About this task: In the following preface on epigenetics and development, what is the process called during which a differentiating cell is set to execute a program?

Document extract:
Int. J. Dev. Biol. 53: 189 - 190 (2009)
Special Issue: Epigenetics & Development
Preface to the "Epigenetics & Development" Special Issue
Open Access | Published: 24 April 2009
Abstract
In animals and plants, development is controlled by the orchestrated interaction of gene networks responsible for shaping cell differentiation and morphogenesis. The identification of major families of developmental genes in the 1980s and 1990s started shedding light on the components of signalling pathways and their interplay with transcription factors to impose specific developmental programs. The plethora of phenotypes generated by transgenics technology in various organisms helped to decipher several levels of complexity and suggested that gene function might be intimately linked to chromatin accessibility and alteration at key developmental loci. Over the last decade, an explosion of data from the genome-wide exploration of regulatory regions has indicated that epigenetic modifications of chromatin structure play an essential role in the regulation of gene expression. It is now conceivable that developmental strategies largely rely on epigenetic mechanisms to establish and stabilize appropriate gene expression patterns. While cell differentiation uses a genetic program to generate a specific profile of gene activity, the setting of these expression patterns involves genome-encoded mechanisms which functionally mark genomic loci. In a differentiating cell, a selected group of genes functions in a highly tuned manner, while large parts of the genome remain silent. During this process called “reprogramming”, a differentiating cell is set to execute a program, which can be considered as epigenetic since it governs the function of the genome in a heritable manner without affecting the DNA sequence. Here the real epigenetic world starts, since the establishment and maintenance of epigenetic marks is reversible and heritable and responds to a large spectrum of external stimuli...

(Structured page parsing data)
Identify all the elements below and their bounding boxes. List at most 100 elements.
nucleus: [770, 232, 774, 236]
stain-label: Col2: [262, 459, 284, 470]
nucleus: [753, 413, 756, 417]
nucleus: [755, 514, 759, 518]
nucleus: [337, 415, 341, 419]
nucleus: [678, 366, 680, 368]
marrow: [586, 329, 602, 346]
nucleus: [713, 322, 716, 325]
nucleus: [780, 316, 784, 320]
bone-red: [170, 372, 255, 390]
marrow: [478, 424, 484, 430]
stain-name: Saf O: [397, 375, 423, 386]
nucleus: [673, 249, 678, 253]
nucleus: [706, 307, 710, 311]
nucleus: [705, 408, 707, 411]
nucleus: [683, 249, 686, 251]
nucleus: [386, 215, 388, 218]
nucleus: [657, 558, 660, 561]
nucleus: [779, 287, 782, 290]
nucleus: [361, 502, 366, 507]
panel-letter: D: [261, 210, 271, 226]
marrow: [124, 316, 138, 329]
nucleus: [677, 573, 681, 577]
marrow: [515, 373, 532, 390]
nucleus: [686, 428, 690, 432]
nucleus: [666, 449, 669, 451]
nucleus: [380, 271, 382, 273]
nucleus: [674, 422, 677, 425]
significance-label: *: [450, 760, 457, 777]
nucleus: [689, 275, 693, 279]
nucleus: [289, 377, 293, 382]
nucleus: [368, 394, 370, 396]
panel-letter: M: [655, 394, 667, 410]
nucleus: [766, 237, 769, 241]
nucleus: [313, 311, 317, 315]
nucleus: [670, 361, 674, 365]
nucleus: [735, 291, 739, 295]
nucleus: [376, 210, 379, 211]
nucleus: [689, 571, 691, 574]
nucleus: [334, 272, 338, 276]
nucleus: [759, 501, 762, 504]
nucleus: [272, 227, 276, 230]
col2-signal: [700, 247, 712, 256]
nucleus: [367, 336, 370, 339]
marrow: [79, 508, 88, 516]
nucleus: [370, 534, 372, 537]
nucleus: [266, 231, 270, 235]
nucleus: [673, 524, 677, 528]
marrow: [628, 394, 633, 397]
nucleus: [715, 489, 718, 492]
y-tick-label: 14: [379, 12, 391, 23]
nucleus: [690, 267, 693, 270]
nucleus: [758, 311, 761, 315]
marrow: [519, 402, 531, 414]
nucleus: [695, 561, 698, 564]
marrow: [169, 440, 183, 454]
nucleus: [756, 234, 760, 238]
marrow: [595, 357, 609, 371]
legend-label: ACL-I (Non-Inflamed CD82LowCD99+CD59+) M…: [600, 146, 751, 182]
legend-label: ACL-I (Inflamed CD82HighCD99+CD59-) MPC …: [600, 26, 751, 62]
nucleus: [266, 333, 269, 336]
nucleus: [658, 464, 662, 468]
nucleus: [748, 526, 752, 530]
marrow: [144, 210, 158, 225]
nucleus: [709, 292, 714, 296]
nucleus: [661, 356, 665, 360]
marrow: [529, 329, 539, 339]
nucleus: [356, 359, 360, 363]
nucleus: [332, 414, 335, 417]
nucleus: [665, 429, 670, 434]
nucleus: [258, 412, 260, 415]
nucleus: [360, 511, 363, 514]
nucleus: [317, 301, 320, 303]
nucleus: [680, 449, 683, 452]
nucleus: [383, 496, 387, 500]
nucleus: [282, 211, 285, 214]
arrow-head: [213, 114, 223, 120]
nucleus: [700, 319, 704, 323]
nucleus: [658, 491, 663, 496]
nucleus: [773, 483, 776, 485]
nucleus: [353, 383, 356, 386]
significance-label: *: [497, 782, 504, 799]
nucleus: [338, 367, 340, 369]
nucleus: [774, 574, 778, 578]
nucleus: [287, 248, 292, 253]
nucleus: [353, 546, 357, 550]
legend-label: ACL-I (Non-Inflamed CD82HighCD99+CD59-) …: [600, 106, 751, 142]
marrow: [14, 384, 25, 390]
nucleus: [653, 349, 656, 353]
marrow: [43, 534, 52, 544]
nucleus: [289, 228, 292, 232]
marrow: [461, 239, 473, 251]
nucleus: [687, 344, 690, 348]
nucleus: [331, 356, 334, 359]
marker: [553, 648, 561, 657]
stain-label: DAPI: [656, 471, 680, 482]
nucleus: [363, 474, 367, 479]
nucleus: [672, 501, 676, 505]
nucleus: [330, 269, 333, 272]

Response to this exercise: Reprogramming